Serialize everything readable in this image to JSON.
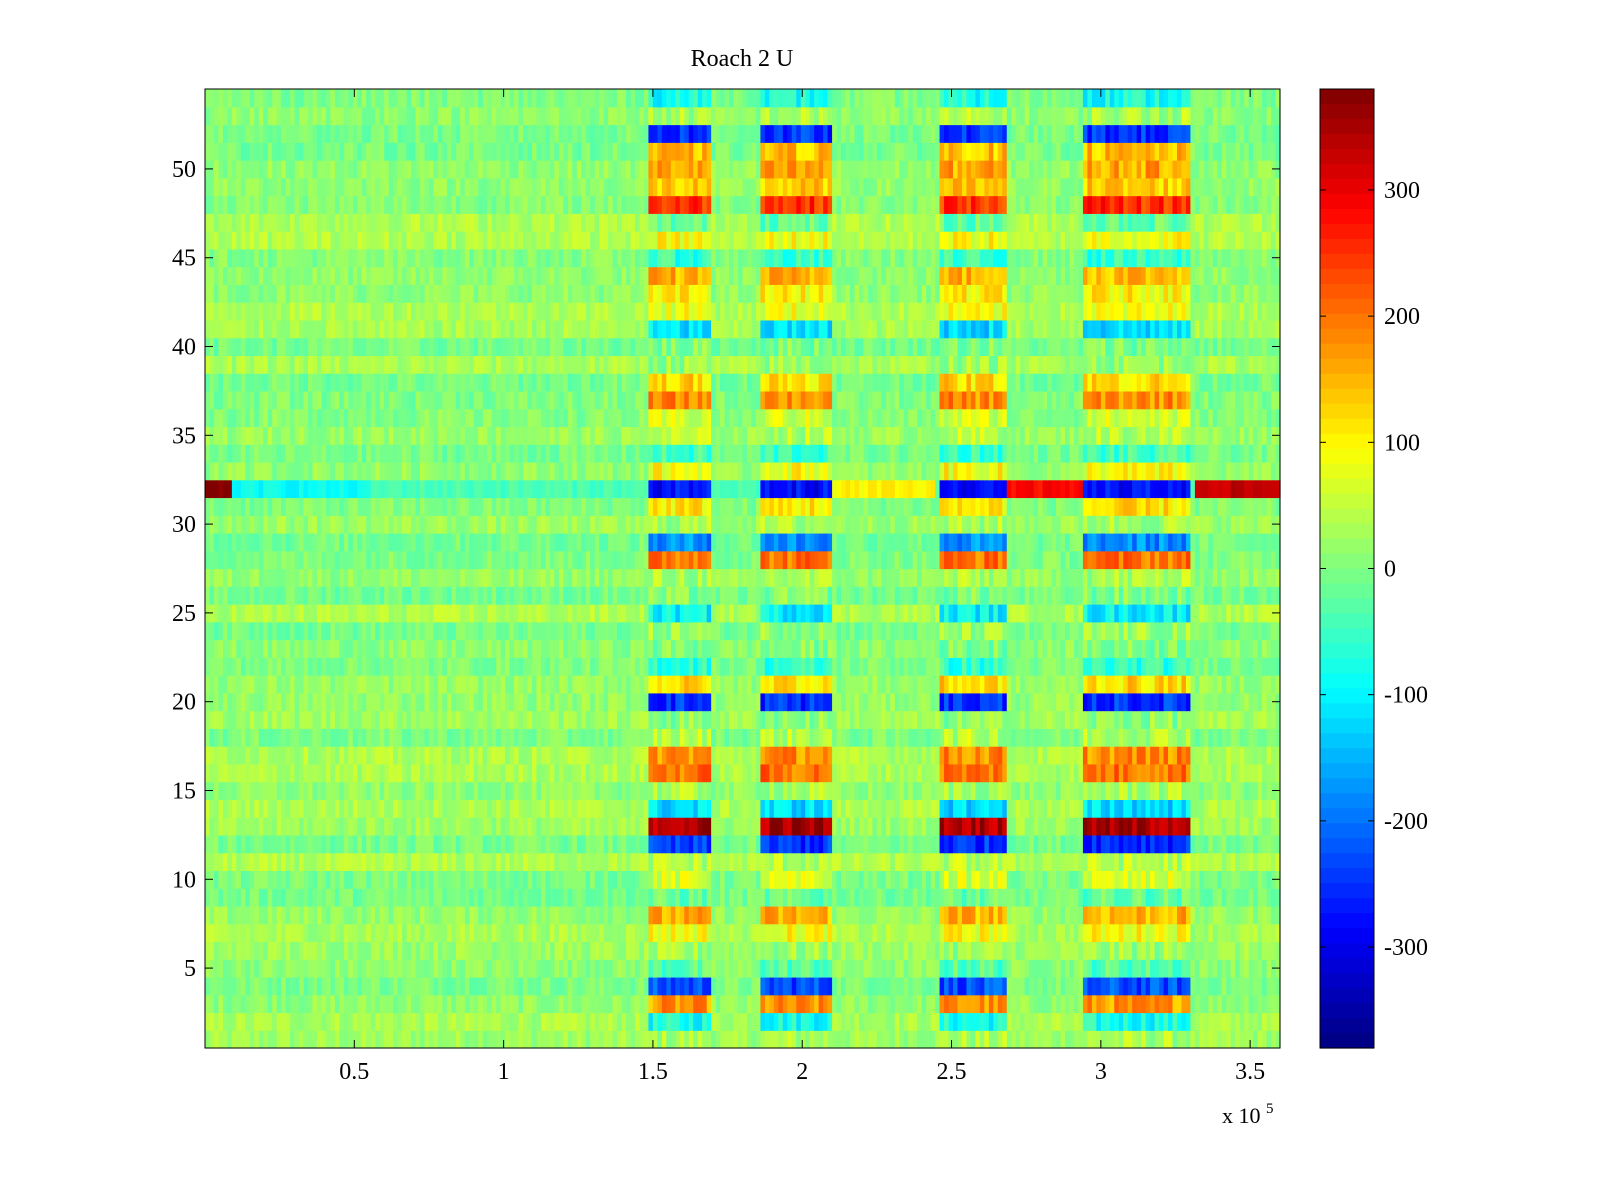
{
  "chart_data": {
    "type": "heatmap",
    "title": "Roach 2 U",
    "x_range": [
      0,
      360000
    ],
    "y_range": [
      0.5,
      54.5
    ],
    "x_ticks": [
      50000,
      100000,
      150000,
      200000,
      250000,
      300000,
      350000
    ],
    "x_tick_labels": [
      "0.5",
      "1",
      "1.5",
      "2",
      "2.5",
      "3",
      "3.5"
    ],
    "x_multiplier_base": "x 10",
    "x_multiplier_exp": "5",
    "y_ticks": [
      5,
      10,
      15,
      20,
      25,
      30,
      35,
      40,
      45,
      50
    ],
    "y_tick_labels": [
      "5",
      "10",
      "15",
      "20",
      "25",
      "30",
      "35",
      "40",
      "45",
      "50"
    ],
    "colorbar": {
      "colormap": "jet",
      "range": [
        -380,
        380
      ],
      "ticks": [
        300,
        200,
        100,
        0,
        -100,
        -200,
        -300
      ],
      "tick_labels": [
        "300",
        "200",
        "100",
        "0",
        "-100",
        "-200",
        "-300"
      ]
    },
    "active_segments_x": [
      [
        148000,
        170000
      ],
      [
        186000,
        210000
      ],
      [
        246000,
        268000
      ],
      [
        294000,
        330000
      ]
    ],
    "row_baselines": [
      {
        "row": 1,
        "value": 30
      },
      {
        "row": 2,
        "value": -80
      },
      {
        "row": 3,
        "value": 170
      },
      {
        "row": 4,
        "value": -230
      },
      {
        "row": 5,
        "value": -30
      },
      {
        "row": 6,
        "value": 20
      },
      {
        "row": 7,
        "value": 90
      },
      {
        "row": 8,
        "value": 150
      },
      {
        "row": 9,
        "value": -20
      },
      {
        "row": 10,
        "value": 60
      },
      {
        "row": 11,
        "value": 40
      },
      {
        "row": 12,
        "value": -250
      },
      {
        "row": 13,
        "value": 350
      },
      {
        "row": 14,
        "value": -120
      },
      {
        "row": 15,
        "value": 30
      },
      {
        "row": 16,
        "value": 200
      },
      {
        "row": 17,
        "value": 180
      },
      {
        "row": 18,
        "value": 40
      },
      {
        "row": 19,
        "value": 10
      },
      {
        "row": 20,
        "value": -250
      },
      {
        "row": 21,
        "value": 120
      },
      {
        "row": 22,
        "value": -60
      },
      {
        "row": 23,
        "value": 0
      },
      {
        "row": 24,
        "value": 20
      },
      {
        "row": 25,
        "value": -100
      },
      {
        "row": 26,
        "value": 0
      },
      {
        "row": 27,
        "value": 30
      },
      {
        "row": 28,
        "value": 200
      },
      {
        "row": 29,
        "value": -180
      },
      {
        "row": 30,
        "value": 30
      },
      {
        "row": 31,
        "value": 110
      },
      {
        "row": 32,
        "value": -260
      },
      {
        "row": 33,
        "value": 90
      },
      {
        "row": 34,
        "value": -50
      },
      {
        "row": 35,
        "value": 40
      },
      {
        "row": 36,
        "value": 60
      },
      {
        "row": 37,
        "value": 180
      },
      {
        "row": 38,
        "value": 120
      },
      {
        "row": 39,
        "value": 20
      },
      {
        "row": 40,
        "value": 0
      },
      {
        "row": 41,
        "value": -120
      },
      {
        "row": 42,
        "value": 80
      },
      {
        "row": 43,
        "value": 100
      },
      {
        "row": 44,
        "value": 150
      },
      {
        "row": 45,
        "value": -60
      },
      {
        "row": 46,
        "value": 90
      },
      {
        "row": 47,
        "value": -20
      },
      {
        "row": 48,
        "value": 250
      },
      {
        "row": 49,
        "value": 130
      },
      {
        "row": 50,
        "value": 160
      },
      {
        "row": 51,
        "value": 140
      },
      {
        "row": 52,
        "value": -250
      },
      {
        "row": 53,
        "value": 30
      },
      {
        "row": 54,
        "value": -80
      }
    ],
    "row32_segments": [
      {
        "x": [
          0,
          9000
        ],
        "value": 380
      },
      {
        "x": [
          9000,
          55000
        ],
        "value": -90
      },
      {
        "x": [
          210000,
          245000
        ],
        "value": 100
      },
      {
        "x": [
          268000,
          294000
        ],
        "value": 280
      },
      {
        "x": [
          332000,
          360000
        ],
        "value": 330
      }
    ]
  }
}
++++++
# WHAT IS EXPECTED
Keep the pictures out of your copy, and repeat every entry above exactly.

# RESULT
Serialize everything readable in this image to JSON.
{
  "chart_data": {
    "type": "heatmap",
    "title": "Roach 2 U",
    "x_range": [
      0,
      360000
    ],
    "y_range": [
      0.5,
      54.5
    ],
    "x_ticks": [
      50000,
      100000,
      150000,
      200000,
      250000,
      300000,
      350000
    ],
    "x_tick_labels": [
      "0.5",
      "1",
      "1.5",
      "2",
      "2.5",
      "3",
      "3.5"
    ],
    "x_multiplier_base": "x 10",
    "x_multiplier_exp": "5",
    "y_ticks": [
      5,
      10,
      15,
      20,
      25,
      30,
      35,
      40,
      45,
      50
    ],
    "y_tick_labels": [
      "5",
      "10",
      "15",
      "20",
      "25",
      "30",
      "35",
      "40",
      "45",
      "50"
    ],
    "colorbar": {
      "colormap": "jet",
      "range": [
        -380,
        380
      ],
      "ticks": [
        300,
        200,
        100,
        0,
        -100,
        -200,
        -300
      ],
      "tick_labels": [
        "300",
        "200",
        "100",
        "0",
        "-100",
        "-200",
        "-300"
      ]
    },
    "active_segments_x": [
      [
        148000,
        170000
      ],
      [
        186000,
        210000
      ],
      [
        246000,
        268000
      ],
      [
        294000,
        330000
      ]
    ],
    "row_baselines": [
      {
        "row": 1,
        "value": 30
      },
      {
        "row": 2,
        "value": -80
      },
      {
        "row": 3,
        "value": 170
      },
      {
        "row": 4,
        "value": -230
      },
      {
        "row": 5,
        "value": -30
      },
      {
        "row": 6,
        "value": 20
      },
      {
        "row": 7,
        "value": 90
      },
      {
        "row": 8,
        "value": 150
      },
      {
        "row": 9,
        "value": -20
      },
      {
        "row": 10,
        "value": 60
      },
      {
        "row": 11,
        "value": 40
      },
      {
        "row": 12,
        "value": -250
      },
      {
        "row": 13,
        "value": 350
      },
      {
        "row": 14,
        "value": -120
      },
      {
        "row": 15,
        "value": 30
      },
      {
        "row": 16,
        "value": 200
      },
      {
        "row": 17,
        "value": 180
      },
      {
        "row": 18,
        "value": 40
      },
      {
        "row": 19,
        "value": 10
      },
      {
        "row": 20,
        "value": -250
      },
      {
        "row": 21,
        "value": 120
      },
      {
        "row": 22,
        "value": -60
      },
      {
        "row": 23,
        "value": 0
      },
      {
        "row": 24,
        "value": 20
      },
      {
        "row": 25,
        "value": -100
      },
      {
        "row": 26,
        "value": 0
      },
      {
        "row": 27,
        "value": 30
      },
      {
        "row": 28,
        "value": 200
      },
      {
        "row": 29,
        "value": -180
      },
      {
        "row": 30,
        "value": 30
      },
      {
        "row": 31,
        "value": 110
      },
      {
        "row": 32,
        "value": -260
      },
      {
        "row": 33,
        "value": 90
      },
      {
        "row": 34,
        "value": -50
      },
      {
        "row": 35,
        "value": 40
      },
      {
        "row": 36,
        "value": 60
      },
      {
        "row": 37,
        "value": 180
      },
      {
        "row": 38,
        "value": 120
      },
      {
        "row": 39,
        "value": 20
      },
      {
        "row": 40,
        "value": 0
      },
      {
        "row": 41,
        "value": -120
      },
      {
        "row": 42,
        "value": 80
      },
      {
        "row": 43,
        "value": 100
      },
      {
        "row": 44,
        "value": 150
      },
      {
        "row": 45,
        "value": -60
      },
      {
        "row": 46,
        "value": 90
      },
      {
        "row": 47,
        "value": -20
      },
      {
        "row": 48,
        "value": 250
      },
      {
        "row": 49,
        "value": 130
      },
      {
        "row": 50,
        "value": 160
      },
      {
        "row": 51,
        "value": 140
      },
      {
        "row": 52,
        "value": -250
      },
      {
        "row": 53,
        "value": 30
      },
      {
        "row": 54,
        "value": -80
      }
    ],
    "row32_segments": [
      {
        "x": [
          0,
          9000
        ],
        "value": 380
      },
      {
        "x": [
          9000,
          55000
        ],
        "value": -90
      },
      {
        "x": [
          210000,
          245000
        ],
        "value": 100
      },
      {
        "x": [
          268000,
          294000
        ],
        "value": 280
      },
      {
        "x": [
          332000,
          360000
        ],
        "value": 330
      }
    ]
  }
}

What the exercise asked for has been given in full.